■ PROBLEM TO SOLVE
Extract every line of the material that holds the string "name".

Data items:
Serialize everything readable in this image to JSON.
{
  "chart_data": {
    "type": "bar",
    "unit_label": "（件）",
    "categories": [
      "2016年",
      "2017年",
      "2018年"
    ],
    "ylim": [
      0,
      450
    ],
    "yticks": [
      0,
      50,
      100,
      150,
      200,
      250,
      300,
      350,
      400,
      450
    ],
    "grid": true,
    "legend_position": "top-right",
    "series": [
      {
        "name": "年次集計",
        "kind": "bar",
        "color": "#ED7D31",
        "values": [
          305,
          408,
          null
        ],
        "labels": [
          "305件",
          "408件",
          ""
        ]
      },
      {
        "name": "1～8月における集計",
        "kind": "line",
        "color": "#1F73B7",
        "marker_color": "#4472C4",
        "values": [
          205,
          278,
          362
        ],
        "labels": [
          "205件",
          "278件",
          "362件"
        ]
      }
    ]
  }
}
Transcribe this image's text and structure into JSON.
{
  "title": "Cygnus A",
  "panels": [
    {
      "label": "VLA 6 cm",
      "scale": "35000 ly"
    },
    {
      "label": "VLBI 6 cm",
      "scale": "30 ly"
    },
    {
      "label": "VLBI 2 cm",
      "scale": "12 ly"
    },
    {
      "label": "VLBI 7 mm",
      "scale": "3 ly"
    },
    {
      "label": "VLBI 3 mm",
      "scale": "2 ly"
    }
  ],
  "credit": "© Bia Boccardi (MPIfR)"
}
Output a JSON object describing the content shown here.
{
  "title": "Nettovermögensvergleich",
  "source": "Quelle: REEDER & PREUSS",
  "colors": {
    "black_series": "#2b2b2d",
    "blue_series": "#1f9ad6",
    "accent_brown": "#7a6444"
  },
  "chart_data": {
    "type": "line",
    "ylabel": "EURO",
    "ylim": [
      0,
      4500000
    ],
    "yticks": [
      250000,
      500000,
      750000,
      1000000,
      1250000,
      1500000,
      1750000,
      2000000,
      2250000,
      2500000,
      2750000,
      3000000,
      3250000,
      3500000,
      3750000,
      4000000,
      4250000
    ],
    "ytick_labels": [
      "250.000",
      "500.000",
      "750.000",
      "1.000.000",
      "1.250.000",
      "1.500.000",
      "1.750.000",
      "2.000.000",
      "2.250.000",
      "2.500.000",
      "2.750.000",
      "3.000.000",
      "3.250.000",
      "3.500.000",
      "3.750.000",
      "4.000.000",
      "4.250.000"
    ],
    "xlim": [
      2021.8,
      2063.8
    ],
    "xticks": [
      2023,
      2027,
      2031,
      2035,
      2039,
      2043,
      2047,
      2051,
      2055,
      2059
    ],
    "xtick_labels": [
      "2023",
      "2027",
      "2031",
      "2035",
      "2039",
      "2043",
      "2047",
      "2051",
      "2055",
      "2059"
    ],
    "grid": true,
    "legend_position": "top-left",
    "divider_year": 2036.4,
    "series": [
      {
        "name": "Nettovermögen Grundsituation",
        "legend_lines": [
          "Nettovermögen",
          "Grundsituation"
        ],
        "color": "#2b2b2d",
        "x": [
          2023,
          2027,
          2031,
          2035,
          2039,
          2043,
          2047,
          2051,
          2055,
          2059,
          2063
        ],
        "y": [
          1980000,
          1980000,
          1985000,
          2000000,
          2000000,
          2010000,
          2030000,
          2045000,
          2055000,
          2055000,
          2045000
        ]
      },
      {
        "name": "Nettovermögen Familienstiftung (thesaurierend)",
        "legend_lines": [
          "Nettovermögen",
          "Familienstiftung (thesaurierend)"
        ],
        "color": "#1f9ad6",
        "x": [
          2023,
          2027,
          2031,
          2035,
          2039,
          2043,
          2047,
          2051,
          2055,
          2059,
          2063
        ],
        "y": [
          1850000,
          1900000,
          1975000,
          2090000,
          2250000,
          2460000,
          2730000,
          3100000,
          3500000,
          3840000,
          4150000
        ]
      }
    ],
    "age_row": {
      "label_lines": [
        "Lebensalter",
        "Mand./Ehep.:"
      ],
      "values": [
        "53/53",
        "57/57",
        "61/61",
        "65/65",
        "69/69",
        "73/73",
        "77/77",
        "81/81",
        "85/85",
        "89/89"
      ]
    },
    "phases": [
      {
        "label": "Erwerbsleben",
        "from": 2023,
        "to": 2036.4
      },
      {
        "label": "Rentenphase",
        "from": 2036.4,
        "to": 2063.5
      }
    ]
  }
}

■ SOLUTION TO THIS PROBLEM
        "name": "年次集計",
        "name": "1～8月における集計",
        "name": "Nettovermögen Grundsituation",
        "name": "Nettovermögen Familienstiftung (thesaurierend)",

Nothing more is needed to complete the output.